• **What to produce**: Copy the records below exactly, from the line containing "Transcribe this image's" through the last line, and leave out every picture.

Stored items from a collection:
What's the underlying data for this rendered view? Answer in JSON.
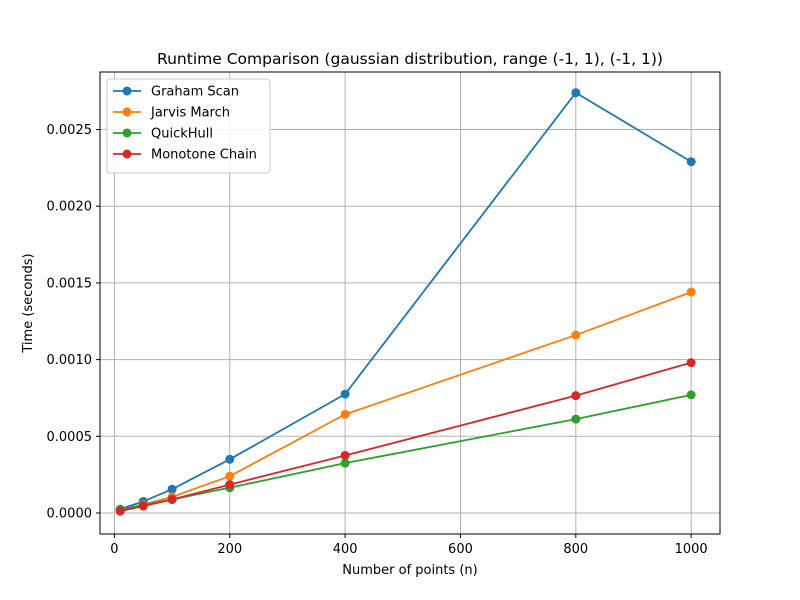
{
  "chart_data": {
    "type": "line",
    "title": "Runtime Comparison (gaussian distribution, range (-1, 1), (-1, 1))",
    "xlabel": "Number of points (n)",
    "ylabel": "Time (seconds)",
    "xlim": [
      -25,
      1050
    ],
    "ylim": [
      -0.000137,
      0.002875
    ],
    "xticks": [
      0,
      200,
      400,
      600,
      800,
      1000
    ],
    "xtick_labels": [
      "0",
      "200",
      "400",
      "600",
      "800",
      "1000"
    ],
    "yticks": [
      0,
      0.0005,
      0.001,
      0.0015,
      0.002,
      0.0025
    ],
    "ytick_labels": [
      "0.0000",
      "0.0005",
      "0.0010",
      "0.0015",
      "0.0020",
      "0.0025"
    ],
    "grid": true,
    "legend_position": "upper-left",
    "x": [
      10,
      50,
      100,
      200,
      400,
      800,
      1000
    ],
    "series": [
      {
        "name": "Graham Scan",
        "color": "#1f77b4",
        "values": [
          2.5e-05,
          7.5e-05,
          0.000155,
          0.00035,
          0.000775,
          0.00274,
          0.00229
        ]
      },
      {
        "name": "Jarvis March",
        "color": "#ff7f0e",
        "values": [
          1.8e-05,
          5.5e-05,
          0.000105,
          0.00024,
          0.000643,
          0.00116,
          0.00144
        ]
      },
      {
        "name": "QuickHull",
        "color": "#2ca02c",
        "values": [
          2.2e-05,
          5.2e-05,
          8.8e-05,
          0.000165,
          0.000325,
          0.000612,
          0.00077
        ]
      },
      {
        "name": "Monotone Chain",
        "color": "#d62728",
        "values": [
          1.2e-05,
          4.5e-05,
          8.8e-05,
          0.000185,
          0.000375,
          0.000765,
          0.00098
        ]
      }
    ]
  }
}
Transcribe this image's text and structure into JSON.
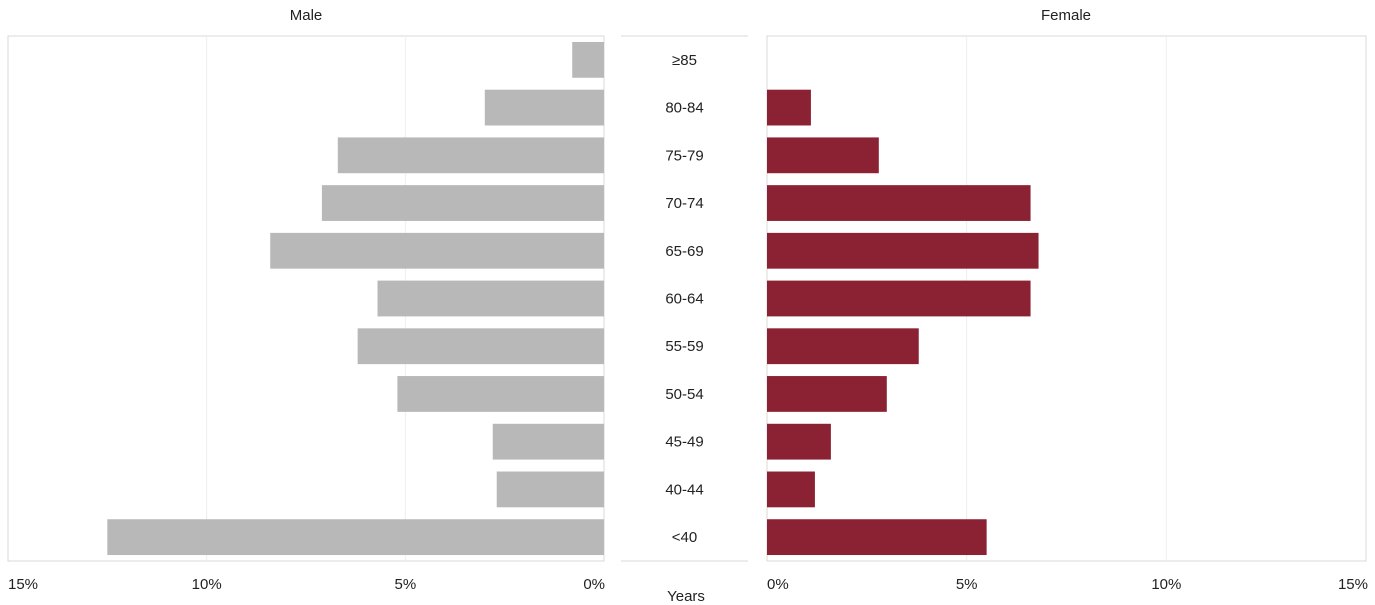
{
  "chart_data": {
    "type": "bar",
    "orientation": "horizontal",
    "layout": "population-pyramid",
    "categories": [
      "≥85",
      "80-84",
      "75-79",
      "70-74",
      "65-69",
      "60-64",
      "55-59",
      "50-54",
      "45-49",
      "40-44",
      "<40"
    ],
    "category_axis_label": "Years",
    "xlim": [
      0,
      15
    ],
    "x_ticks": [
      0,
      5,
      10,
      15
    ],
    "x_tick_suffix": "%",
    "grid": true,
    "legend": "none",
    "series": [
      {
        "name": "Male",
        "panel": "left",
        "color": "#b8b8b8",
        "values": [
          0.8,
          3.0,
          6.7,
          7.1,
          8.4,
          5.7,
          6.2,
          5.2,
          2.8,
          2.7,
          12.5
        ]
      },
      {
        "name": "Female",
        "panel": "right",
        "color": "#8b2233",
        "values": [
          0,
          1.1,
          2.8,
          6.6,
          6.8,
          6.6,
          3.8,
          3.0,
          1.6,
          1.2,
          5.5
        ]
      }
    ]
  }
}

• **Written reply**:
Transcribe this image's text and structure into JSON.
{
  "chart_data": {
    "type": "bar",
    "orientation": "horizontal",
    "layout": "population-pyramid",
    "categories": [
      "≥85",
      "80-84",
      "75-79",
      "70-74",
      "65-69",
      "60-64",
      "55-59",
      "50-54",
      "45-49",
      "40-44",
      "<40"
    ],
    "category_axis_label": "Years",
    "xlim": [
      0,
      15
    ],
    "x_ticks": [
      0,
      5,
      10,
      15
    ],
    "x_tick_suffix": "%",
    "grid": true,
    "legend": "none",
    "series": [
      {
        "name": "Male",
        "panel": "left",
        "color": "#b8b8b8",
        "values": [
          0.8,
          3.0,
          6.7,
          7.1,
          8.4,
          5.7,
          6.2,
          5.2,
          2.8,
          2.7,
          12.5
        ]
      },
      {
        "name": "Female",
        "panel": "right",
        "color": "#8b2233",
        "values": [
          0,
          1.1,
          2.8,
          6.6,
          6.8,
          6.6,
          3.8,
          3.0,
          1.6,
          1.2,
          5.5
        ]
      }
    ]
  }
}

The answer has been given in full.